Task to carry out>
Transcribe all of the data exactly. Omit the pictures.

####

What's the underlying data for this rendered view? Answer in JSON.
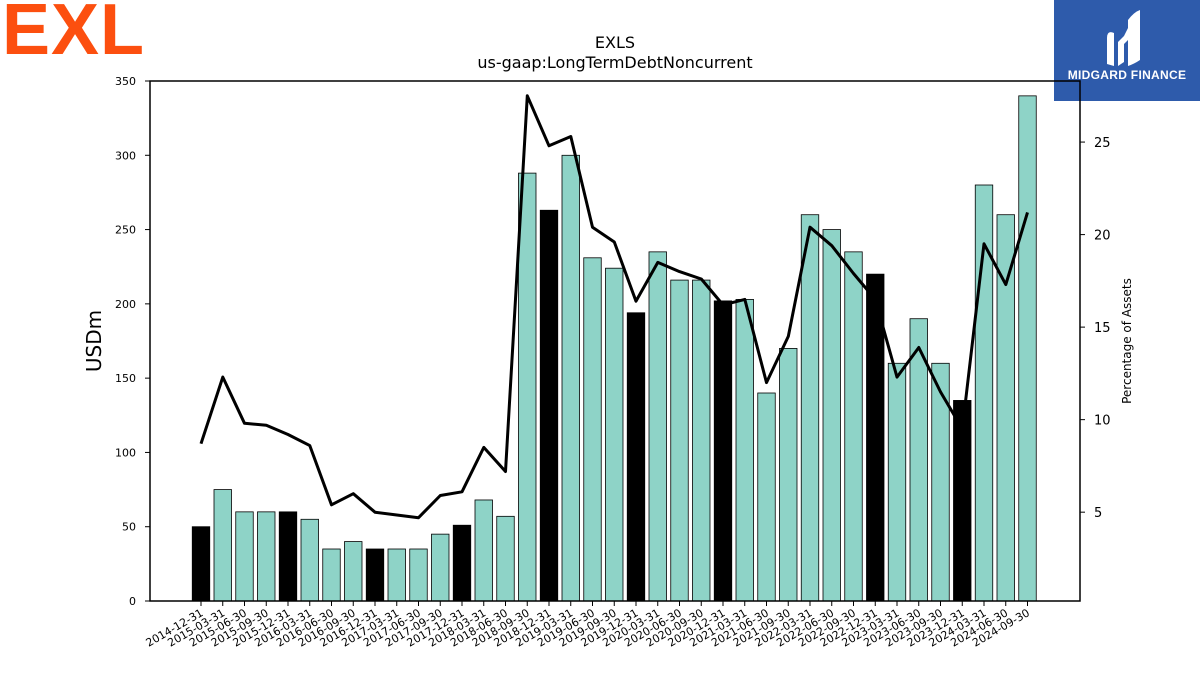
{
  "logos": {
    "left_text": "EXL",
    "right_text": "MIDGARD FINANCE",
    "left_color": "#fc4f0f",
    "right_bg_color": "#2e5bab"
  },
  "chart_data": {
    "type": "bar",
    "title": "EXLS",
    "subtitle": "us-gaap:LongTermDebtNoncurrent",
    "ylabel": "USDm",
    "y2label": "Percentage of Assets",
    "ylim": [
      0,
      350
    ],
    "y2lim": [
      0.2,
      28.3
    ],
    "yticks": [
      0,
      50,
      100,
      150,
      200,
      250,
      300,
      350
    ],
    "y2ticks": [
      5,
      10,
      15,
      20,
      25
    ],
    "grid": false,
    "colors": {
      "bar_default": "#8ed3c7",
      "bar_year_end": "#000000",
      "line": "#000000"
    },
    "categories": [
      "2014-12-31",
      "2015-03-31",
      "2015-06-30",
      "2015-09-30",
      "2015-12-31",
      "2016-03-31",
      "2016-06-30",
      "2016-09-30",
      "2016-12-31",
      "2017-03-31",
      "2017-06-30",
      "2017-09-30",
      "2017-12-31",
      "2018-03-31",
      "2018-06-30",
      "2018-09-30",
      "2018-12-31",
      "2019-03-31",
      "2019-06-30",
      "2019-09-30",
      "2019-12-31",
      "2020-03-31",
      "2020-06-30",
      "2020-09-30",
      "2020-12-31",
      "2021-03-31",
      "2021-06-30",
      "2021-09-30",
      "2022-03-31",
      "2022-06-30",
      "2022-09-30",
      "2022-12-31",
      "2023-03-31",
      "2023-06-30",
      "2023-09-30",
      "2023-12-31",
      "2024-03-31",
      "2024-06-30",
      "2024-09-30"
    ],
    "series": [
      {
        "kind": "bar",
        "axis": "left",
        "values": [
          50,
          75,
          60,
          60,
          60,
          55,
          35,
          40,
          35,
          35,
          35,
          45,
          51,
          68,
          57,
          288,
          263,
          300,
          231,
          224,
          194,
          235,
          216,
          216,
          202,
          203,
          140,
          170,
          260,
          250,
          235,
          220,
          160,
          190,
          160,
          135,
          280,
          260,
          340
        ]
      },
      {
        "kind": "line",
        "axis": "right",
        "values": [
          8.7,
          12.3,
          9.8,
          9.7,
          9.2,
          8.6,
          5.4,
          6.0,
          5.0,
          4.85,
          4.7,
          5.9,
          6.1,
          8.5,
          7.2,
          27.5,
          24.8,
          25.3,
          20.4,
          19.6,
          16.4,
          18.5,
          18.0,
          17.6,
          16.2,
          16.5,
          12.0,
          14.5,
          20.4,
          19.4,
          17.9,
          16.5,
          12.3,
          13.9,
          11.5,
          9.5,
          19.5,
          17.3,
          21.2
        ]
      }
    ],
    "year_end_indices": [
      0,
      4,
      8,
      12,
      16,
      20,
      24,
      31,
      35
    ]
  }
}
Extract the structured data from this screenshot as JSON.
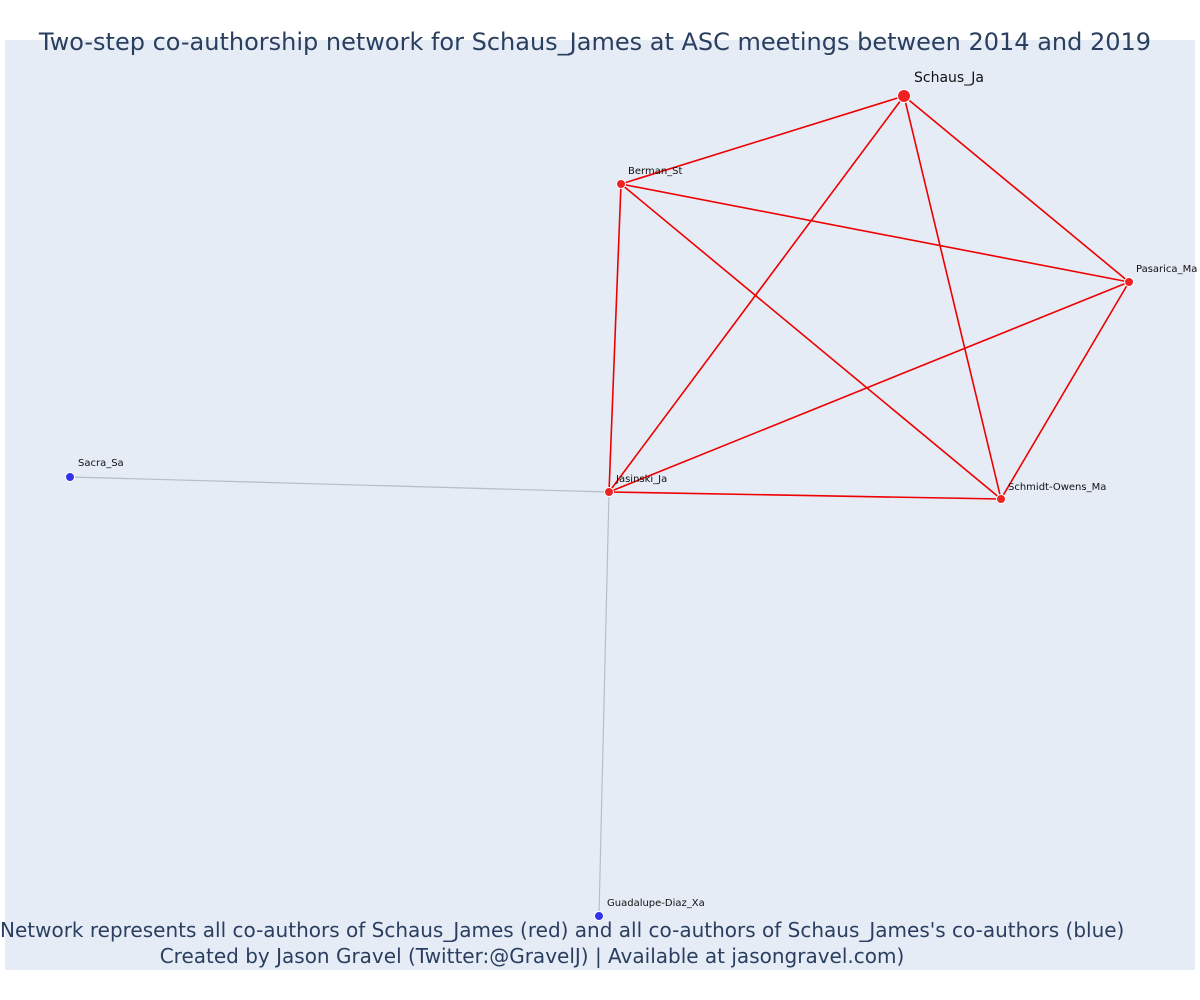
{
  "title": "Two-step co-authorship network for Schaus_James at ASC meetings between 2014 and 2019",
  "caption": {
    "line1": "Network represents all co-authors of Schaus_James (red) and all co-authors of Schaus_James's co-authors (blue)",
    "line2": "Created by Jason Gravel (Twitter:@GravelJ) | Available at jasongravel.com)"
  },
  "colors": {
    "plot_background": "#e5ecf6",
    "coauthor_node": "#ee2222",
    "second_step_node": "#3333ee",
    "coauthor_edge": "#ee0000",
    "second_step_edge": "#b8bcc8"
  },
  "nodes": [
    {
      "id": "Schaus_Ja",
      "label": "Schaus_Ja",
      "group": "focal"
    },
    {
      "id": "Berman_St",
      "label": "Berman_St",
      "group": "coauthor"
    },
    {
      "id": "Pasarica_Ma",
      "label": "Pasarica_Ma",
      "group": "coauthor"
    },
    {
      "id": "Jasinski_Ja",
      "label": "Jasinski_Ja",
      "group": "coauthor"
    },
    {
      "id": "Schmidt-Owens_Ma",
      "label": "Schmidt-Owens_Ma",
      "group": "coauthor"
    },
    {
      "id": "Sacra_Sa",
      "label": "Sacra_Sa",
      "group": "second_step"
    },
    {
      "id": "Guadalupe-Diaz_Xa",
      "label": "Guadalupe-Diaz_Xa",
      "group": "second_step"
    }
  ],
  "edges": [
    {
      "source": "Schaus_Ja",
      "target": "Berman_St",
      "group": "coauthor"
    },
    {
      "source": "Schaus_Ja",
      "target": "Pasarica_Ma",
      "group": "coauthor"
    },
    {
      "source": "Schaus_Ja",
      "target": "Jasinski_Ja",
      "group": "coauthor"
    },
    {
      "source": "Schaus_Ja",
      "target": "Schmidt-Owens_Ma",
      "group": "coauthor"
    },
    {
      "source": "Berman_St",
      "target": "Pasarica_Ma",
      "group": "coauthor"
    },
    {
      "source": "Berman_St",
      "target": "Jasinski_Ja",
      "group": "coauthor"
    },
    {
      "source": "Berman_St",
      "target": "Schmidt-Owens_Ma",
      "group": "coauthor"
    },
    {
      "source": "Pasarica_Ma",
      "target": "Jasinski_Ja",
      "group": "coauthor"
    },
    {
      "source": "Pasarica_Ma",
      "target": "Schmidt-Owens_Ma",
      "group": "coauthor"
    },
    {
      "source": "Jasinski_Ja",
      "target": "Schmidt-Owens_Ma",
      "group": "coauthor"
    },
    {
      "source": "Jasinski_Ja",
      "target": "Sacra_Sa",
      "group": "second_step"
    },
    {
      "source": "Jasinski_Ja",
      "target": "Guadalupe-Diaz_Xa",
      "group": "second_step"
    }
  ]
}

####

In response>
What's the underlying data for this rendered view? Answer in JSON.
{
  "logos": {
    "left_text": "EXL",
    "right_text": "MIDGARD FINANCE",
    "left_color": "#fc4f0f",
    "right_bg_color": "#2e5bab"
  },
  "chart_data": {
    "type": "bar",
    "title": "EXLS",
    "subtitle": "us-gaap:LongTermDebtNoncurrent",
    "ylabel": "USDm",
    "y2label": "Percentage of Assets",
    "ylim": [
      0,
      350
    ],
    "y2lim": [
      0.2,
      28.3
    ],
    "yticks": [
      0,
      50,
      100,
      150,
      200,
      250,
      300,
      350
    ],
    "y2ticks": [
      5,
      10,
      15,
      20,
      25
    ],
    "grid": false,
    "colors": {
      "bar_default": "#8ed3c7",
      "bar_year_end": "#000000",
      "line": "#000000"
    },
    "categories": [
      "2014-12-31",
      "2015-03-31",
      "2015-06-30",
      "2015-09-30",
      "2015-12-31",
      "2016-03-31",
      "2016-06-30",
      "2016-09-30",
      "2016-12-31",
      "2017-03-31",
      "2017-06-30",
      "2017-09-30",
      "2017-12-31",
      "2018-03-31",
      "2018-06-30",
      "2018-09-30",
      "2018-12-31",
      "2019-03-31",
      "2019-06-30",
      "2019-09-30",
      "2019-12-31",
      "2020-03-31",
      "2020-06-30",
      "2020-09-30",
      "2020-12-31",
      "2021-03-31",
      "2021-06-30",
      "2021-09-30",
      "2022-03-31",
      "2022-06-30",
      "2022-09-30",
      "2022-12-31",
      "2023-03-31",
      "2023-06-30",
      "2023-09-30",
      "2023-12-31",
      "2024-03-31",
      "2024-06-30",
      "2024-09-30"
    ],
    "series": [
      {
        "kind": "bar",
        "axis": "left",
        "values": [
          50,
          75,
          60,
          60,
          60,
          55,
          35,
          40,
          35,
          35,
          35,
          45,
          51,
          68,
          57,
          288,
          263,
          300,
          231,
          224,
          194,
          235,
          216,
          216,
          202,
          203,
          140,
          170,
          260,
          250,
          235,
          220,
          160,
          190,
          160,
          135,
          280,
          260,
          340
        ]
      },
      {
        "kind": "line",
        "axis": "right",
        "values": [
          8.7,
          12.3,
          9.8,
          9.7,
          9.2,
          8.6,
          5.4,
          6.0,
          5.0,
          4.85,
          4.7,
          5.9,
          6.1,
          8.5,
          7.2,
          27.5,
          24.8,
          25.3,
          20.4,
          19.6,
          16.4,
          18.5,
          18.0,
          17.6,
          16.2,
          16.5,
          12.0,
          14.5,
          20.4,
          19.4,
          17.9,
          16.5,
          12.3,
          13.9,
          11.5,
          9.5,
          19.5,
          17.3,
          21.2
        ]
      }
    ],
    "year_end_indices": [
      0,
      4,
      8,
      12,
      16,
      20,
      24,
      31,
      35
    ]
  }
}
Extract the structured data from this screenshot as JSON.
{
  "title": "Two-step co-authorship network for Schaus_James at ASC meetings between 2014 and 2019",
  "caption": {
    "line1": "Network represents all co-authors of Schaus_James (red) and all co-authors of Schaus_James's co-authors (blue)",
    "line2": "Created by Jason Gravel (Twitter:@GravelJ) | Available at jasongravel.com)"
  },
  "colors": {
    "plot_background": "#e5ecf6",
    "coauthor_node": "#ee2222",
    "second_step_node": "#3333ee",
    "coauthor_edge": "#ee0000",
    "second_step_edge": "#b8bcc8"
  },
  "nodes": [
    {
      "id": "Schaus_Ja",
      "label": "Schaus_Ja",
      "group": "focal"
    },
    {
      "id": "Berman_St",
      "label": "Berman_St",
      "group": "coauthor"
    },
    {
      "id": "Pasarica_Ma",
      "label": "Pasarica_Ma",
      "group": "coauthor"
    },
    {
      "id": "Jasinski_Ja",
      "label": "Jasinski_Ja",
      "group": "coauthor"
    },
    {
      "id": "Schmidt-Owens_Ma",
      "label": "Schmidt-Owens_Ma",
      "group": "coauthor"
    },
    {
      "id": "Sacra_Sa",
      "label": "Sacra_Sa",
      "group": "second_step"
    },
    {
      "id": "Guadalupe-Diaz_Xa",
      "label": "Guadalupe-Diaz_Xa",
      "group": "second_step"
    }
  ],
  "edges": [
    {
      "source": "Schaus_Ja",
      "target": "Berman_St",
      "group": "coauthor"
    },
    {
      "source": "Schaus_Ja",
      "target": "Pasarica_Ma",
      "group": "coauthor"
    },
    {
      "source": "Schaus_Ja",
      "target": "Jasinski_Ja",
      "group": "coauthor"
    },
    {
      "source": "Schaus_Ja",
      "target": "Schmidt-Owens_Ma",
      "group": "coauthor"
    },
    {
      "source": "Berman_St",
      "target": "Pasarica_Ma",
      "group": "coauthor"
    },
    {
      "source": "Berman_St",
      "target": "Jasinski_Ja",
      "group": "coauthor"
    },
    {
      "source": "Berman_St",
      "target": "Schmidt-Owens_Ma",
      "group": "coauthor"
    },
    {
      "source": "Pasarica_Ma",
      "target": "Jasinski_Ja",
      "group": "coauthor"
    },
    {
      "source": "Pasarica_Ma",
      "target": "Schmidt-Owens_Ma",
      "group": "coauthor"
    },
    {
      "source": "Jasinski_Ja",
      "target": "Schmidt-Owens_Ma",
      "group": "coauthor"
    },
    {
      "source": "Jasinski_Ja",
      "target": "Sacra_Sa",
      "group": "second_step"
    },
    {
      "source": "Jasinski_Ja",
      "target": "Guadalupe-Diaz_Xa",
      "group": "second_step"
    }
  ]
}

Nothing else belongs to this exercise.